Records provided:
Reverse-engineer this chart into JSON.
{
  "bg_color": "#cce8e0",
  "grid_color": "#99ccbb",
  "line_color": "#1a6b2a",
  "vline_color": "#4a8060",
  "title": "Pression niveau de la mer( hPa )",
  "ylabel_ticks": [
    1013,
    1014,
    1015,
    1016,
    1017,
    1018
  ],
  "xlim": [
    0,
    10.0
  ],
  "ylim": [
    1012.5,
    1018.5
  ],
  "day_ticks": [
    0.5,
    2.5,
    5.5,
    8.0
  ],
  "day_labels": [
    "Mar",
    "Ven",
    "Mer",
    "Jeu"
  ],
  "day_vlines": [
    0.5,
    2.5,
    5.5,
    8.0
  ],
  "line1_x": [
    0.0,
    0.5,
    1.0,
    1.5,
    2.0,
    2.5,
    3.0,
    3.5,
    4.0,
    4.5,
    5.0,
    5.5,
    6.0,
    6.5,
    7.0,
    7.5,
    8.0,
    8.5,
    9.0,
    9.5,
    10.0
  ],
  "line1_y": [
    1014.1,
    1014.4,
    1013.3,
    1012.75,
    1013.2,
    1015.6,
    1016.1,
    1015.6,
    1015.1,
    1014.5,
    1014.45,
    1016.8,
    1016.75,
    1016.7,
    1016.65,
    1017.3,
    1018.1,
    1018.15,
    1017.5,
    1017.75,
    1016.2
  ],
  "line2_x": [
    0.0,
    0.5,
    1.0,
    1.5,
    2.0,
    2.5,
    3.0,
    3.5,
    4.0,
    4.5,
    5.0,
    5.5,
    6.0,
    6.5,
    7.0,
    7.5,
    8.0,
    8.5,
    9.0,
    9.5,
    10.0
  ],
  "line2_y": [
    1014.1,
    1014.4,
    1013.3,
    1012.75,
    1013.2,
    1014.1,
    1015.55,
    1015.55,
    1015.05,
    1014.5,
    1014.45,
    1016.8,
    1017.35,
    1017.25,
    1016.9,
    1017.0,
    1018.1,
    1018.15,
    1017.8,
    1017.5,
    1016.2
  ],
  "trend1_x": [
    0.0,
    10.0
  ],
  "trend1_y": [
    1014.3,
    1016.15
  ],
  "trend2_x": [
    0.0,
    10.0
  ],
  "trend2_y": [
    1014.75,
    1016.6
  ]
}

Request: Copy every line of the material, please, keeping it exactly the same.

Written answer:
Reverse-engineer this chart into JSON.
{
  "bg_color": "#cce8e0",
  "grid_color": "#99ccbb",
  "line_color": "#1a6b2a",
  "vline_color": "#4a8060",
  "title": "Pression niveau de la mer( hPa )",
  "ylabel_ticks": [
    1013,
    1014,
    1015,
    1016,
    1017,
    1018
  ],
  "xlim": [
    0,
    10.0
  ],
  "ylim": [
    1012.5,
    1018.5
  ],
  "day_ticks": [
    0.5,
    2.5,
    5.5,
    8.0
  ],
  "day_labels": [
    "Mar",
    "Ven",
    "Mer",
    "Jeu"
  ],
  "day_vlines": [
    0.5,
    2.5,
    5.5,
    8.0
  ],
  "line1_x": [
    0.0,
    0.5,
    1.0,
    1.5,
    2.0,
    2.5,
    3.0,
    3.5,
    4.0,
    4.5,
    5.0,
    5.5,
    6.0,
    6.5,
    7.0,
    7.5,
    8.0,
    8.5,
    9.0,
    9.5,
    10.0
  ],
  "line1_y": [
    1014.1,
    1014.4,
    1013.3,
    1012.75,
    1013.2,
    1015.6,
    1016.1,
    1015.6,
    1015.1,
    1014.5,
    1014.45,
    1016.8,
    1016.75,
    1016.7,
    1016.65,
    1017.3,
    1018.1,
    1018.15,
    1017.5,
    1017.75,
    1016.2
  ],
  "line2_x": [
    0.0,
    0.5,
    1.0,
    1.5,
    2.0,
    2.5,
    3.0,
    3.5,
    4.0,
    4.5,
    5.0,
    5.5,
    6.0,
    6.5,
    7.0,
    7.5,
    8.0,
    8.5,
    9.0,
    9.5,
    10.0
  ],
  "line2_y": [
    1014.1,
    1014.4,
    1013.3,
    1012.75,
    1013.2,
    1014.1,
    1015.55,
    1015.55,
    1015.05,
    1014.5,
    1014.45,
    1016.8,
    1017.35,
    1017.25,
    1016.9,
    1017.0,
    1018.1,
    1018.15,
    1017.8,
    1017.5,
    1016.2
  ],
  "trend1_x": [
    0.0,
    10.0
  ],
  "trend1_y": [
    1014.3,
    1016.15
  ],
  "trend2_x": [
    0.0,
    10.0
  ],
  "trend2_y": [
    1014.75,
    1016.6
  ]
}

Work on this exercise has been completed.